*OBJECTIVE*: Write the records out again, precisely as they stand.

*SUPPLIED RECORDS*:
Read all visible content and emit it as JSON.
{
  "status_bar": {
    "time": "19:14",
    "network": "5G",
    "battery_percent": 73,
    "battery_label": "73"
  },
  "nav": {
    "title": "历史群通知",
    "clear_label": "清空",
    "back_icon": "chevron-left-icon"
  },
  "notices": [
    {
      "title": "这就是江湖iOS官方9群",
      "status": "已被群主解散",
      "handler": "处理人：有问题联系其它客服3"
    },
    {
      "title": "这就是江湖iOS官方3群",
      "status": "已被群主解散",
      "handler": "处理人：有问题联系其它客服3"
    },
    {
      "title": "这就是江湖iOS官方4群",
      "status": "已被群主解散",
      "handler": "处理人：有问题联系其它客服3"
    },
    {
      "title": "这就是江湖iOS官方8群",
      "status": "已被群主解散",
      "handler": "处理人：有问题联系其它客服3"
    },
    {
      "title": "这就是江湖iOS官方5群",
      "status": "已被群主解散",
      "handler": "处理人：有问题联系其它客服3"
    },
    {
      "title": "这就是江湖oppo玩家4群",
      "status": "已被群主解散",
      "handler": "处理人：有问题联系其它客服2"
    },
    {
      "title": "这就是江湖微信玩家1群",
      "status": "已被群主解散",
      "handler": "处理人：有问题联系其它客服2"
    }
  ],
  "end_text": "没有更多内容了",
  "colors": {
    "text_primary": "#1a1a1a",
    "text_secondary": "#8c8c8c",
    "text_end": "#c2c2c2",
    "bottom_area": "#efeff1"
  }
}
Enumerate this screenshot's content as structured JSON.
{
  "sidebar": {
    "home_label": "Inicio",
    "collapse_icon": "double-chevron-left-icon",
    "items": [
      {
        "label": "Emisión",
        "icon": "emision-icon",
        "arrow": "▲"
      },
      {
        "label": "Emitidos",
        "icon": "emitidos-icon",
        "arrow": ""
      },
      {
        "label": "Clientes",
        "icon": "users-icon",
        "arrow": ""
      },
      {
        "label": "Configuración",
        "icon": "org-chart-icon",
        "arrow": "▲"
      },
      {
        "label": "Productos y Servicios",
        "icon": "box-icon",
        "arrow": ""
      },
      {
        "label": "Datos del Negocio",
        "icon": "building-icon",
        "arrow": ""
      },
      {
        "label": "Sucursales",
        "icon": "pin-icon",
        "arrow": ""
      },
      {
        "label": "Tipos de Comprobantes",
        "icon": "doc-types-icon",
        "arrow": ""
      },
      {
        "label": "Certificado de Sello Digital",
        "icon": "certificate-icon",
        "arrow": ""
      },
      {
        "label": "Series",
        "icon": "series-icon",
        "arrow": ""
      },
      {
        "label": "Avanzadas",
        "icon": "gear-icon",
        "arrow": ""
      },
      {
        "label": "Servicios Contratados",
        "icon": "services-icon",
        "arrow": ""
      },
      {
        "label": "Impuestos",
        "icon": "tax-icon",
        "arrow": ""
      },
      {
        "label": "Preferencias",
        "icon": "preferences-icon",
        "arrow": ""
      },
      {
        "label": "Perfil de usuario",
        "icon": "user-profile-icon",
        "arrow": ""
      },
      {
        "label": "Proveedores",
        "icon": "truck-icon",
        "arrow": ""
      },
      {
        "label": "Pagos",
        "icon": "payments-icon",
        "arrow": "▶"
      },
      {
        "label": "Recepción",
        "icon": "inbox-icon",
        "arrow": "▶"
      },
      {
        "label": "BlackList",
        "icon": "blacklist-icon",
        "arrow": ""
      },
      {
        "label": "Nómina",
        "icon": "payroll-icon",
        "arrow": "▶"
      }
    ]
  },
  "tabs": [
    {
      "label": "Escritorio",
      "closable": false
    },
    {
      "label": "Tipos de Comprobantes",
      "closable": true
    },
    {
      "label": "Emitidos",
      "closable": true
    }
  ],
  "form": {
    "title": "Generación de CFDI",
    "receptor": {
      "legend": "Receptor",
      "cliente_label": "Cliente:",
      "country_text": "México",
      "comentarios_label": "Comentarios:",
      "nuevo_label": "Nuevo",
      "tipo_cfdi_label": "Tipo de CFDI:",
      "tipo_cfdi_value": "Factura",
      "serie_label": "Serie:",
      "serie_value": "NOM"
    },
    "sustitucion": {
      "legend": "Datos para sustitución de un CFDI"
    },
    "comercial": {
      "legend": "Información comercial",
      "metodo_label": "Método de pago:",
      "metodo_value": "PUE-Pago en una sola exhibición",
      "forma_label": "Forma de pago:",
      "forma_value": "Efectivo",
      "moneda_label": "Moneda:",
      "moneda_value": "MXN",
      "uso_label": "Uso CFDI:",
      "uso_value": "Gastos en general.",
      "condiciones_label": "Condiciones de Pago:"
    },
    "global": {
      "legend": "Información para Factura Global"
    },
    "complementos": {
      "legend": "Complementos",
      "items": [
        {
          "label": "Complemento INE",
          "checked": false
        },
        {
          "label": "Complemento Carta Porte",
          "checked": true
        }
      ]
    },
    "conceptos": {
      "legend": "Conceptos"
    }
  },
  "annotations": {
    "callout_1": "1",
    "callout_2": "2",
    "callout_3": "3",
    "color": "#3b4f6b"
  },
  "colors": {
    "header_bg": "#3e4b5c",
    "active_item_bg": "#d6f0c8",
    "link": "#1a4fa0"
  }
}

*SOLUTION TO THIS PROBLEM*:
Read all visible content and emit it as JSON.
{
  "status_bar": {
    "time": "19:14",
    "network": "5G",
    "battery_percent": 73,
    "battery_label": "73"
  },
  "nav": {
    "title": "历史群通知",
    "clear_label": "清空",
    "back_icon": "chevron-left-icon"
  },
  "notices": [
    {
      "title": "这就是江湖iOS官方9群",
      "status": "已被群主解散",
      "handler": "处理人：有问题联系其它客服3"
    },
    {
      "title": "这就是江湖iOS官方3群",
      "status": "已被群主解散",
      "handler": "处理人：有问题联系其它客服3"
    },
    {
      "title": "这就是江湖iOS官方4群",
      "status": "已被群主解散",
      "handler": "处理人：有问题联系其它客服3"
    },
    {
      "title": "这就是江湖iOS官方8群",
      "status": "已被群主解散",
      "handler": "处理人：有问题联系其它客服3"
    },
    {
      "title": "这就是江湖iOS官方5群",
      "status": "已被群主解散",
      "handler": "处理人：有问题联系其它客服3"
    },
    {
      "title": "这就是江湖oppo玩家4群",
      "status": "已被群主解散",
      "handler": "处理人：有问题联系其它客服2"
    },
    {
      "title": "这就是江湖微信玩家1群",
      "status": "已被群主解散",
      "handler": "处理人：有问题联系其它客服2"
    }
  ],
  "end_text": "没有更多内容了",
  "colors": {
    "text_primary": "#1a1a1a",
    "text_secondary": "#8c8c8c",
    "text_end": "#c2c2c2",
    "bottom_area": "#efeff1"
  }
}
Enumerate this screenshot's content as structured JSON.
{
  "sidebar": {
    "home_label": "Inicio",
    "collapse_icon": "double-chevron-left-icon",
    "items": [
      {
        "label": "Emisión",
        "icon": "emision-icon",
        "arrow": "▲"
      },
      {
        "label": "Emitidos",
        "icon": "emitidos-icon",
        "arrow": ""
      },
      {
        "label": "Clientes",
        "icon": "users-icon",
        "arrow": ""
      },
      {
        "label": "Configuración",
        "icon": "org-chart-icon",
        "arrow": "▲"
      },
      {
        "label": "Productos y Servicios",
        "icon": "box-icon",
        "arrow": ""
      },
      {
        "label": "Datos del Negocio",
        "icon": "building-icon",
        "arrow": ""
      },
      {
        "label": "Sucursales",
        "icon": "pin-icon",
        "arrow": ""
      },
      {
        "label": "Tipos de Comprobantes",
        "icon": "doc-types-icon",
        "arrow": ""
      },
      {
        "label": "Certificado de Sello Digital",
        "icon": "certificate-icon",
        "arrow": ""
      },
      {
        "label": "Series",
        "icon": "series-icon",
        "arrow": ""
      },
      {
        "label": "Avanzadas",
        "icon": "gear-icon",
        "arrow": ""
      },
      {
        "label": "Servicios Contratados",
        "icon": "services-icon",
        "arrow": ""
      },
      {
        "label": "Impuestos",
        "icon": "tax-icon",
        "arrow": ""
      },
      {
        "label": "Preferencias",
        "icon": "preferences-icon",
        "arrow": ""
      },
      {
        "label": "Perfil de usuario",
        "icon": "user-profile-icon",
        "arrow": ""
      },
      {
        "label": "Proveedores",
        "icon": "truck-icon",
        "arrow": ""
      },
      {
        "label": "Pagos",
        "icon": "payments-icon",
        "arrow": "▶"
      },
      {
        "label": "Recepción",
        "icon": "inbox-icon",
        "arrow": "▶"
      },
      {
        "label": "BlackList",
        "icon": "blacklist-icon",
        "arrow": ""
      },
      {
        "label": "Nómina",
        "icon": "payroll-icon",
        "arrow": "▶"
      }
    ]
  },
  "tabs": [
    {
      "label": "Escritorio",
      "closable": false
    },
    {
      "label": "Tipos de Comprobantes",
      "closable": true
    },
    {
      "label": "Emitidos",
      "closable": true
    }
  ],
  "form": {
    "title": "Generación de CFDI",
    "receptor": {
      "legend": "Receptor",
      "cliente_label": "Cliente:",
      "country_text": "México",
      "comentarios_label": "Comentarios:",
      "nuevo_label": "Nuevo",
      "tipo_cfdi_label": "Tipo de CFDI:",
      "tipo_cfdi_value": "Factura",
      "serie_label": "Serie:",
      "serie_value": "NOM"
    },
    "sustitucion": {
      "legend": "Datos para sustitución de un CFDI"
    },
    "comercial": {
      "legend": "Información comercial",
      "metodo_label": "Método de pago:",
      "metodo_value": "PUE-Pago en una sola exhibición",
      "forma_label": "Forma de pago:",
      "forma_value": "Efectivo",
      "moneda_label": "Moneda:",
      "moneda_value": "MXN",
      "uso_label": "Uso CFDI:",
      "uso_value": "Gastos en general.",
      "condiciones_label": "Condiciones de Pago:"
    },
    "global": {
      "legend": "Información para Factura Global"
    },
    "complementos": {
      "legend": "Complementos",
      "items": [
        {
          "label": "Complemento INE",
          "checked": false
        },
        {
          "label": "Complemento Carta Porte",
          "checked": true
        }
      ]
    },
    "conceptos": {
      "legend": "Conceptos"
    }
  },
  "annotations": {
    "callout_1": "1",
    "callout_2": "2",
    "callout_3": "3",
    "color": "#3b4f6b"
  },
  "colors": {
    "header_bg": "#3e4b5c",
    "active_item_bg": "#d6f0c8",
    "link": "#1a4fa0"
  }
}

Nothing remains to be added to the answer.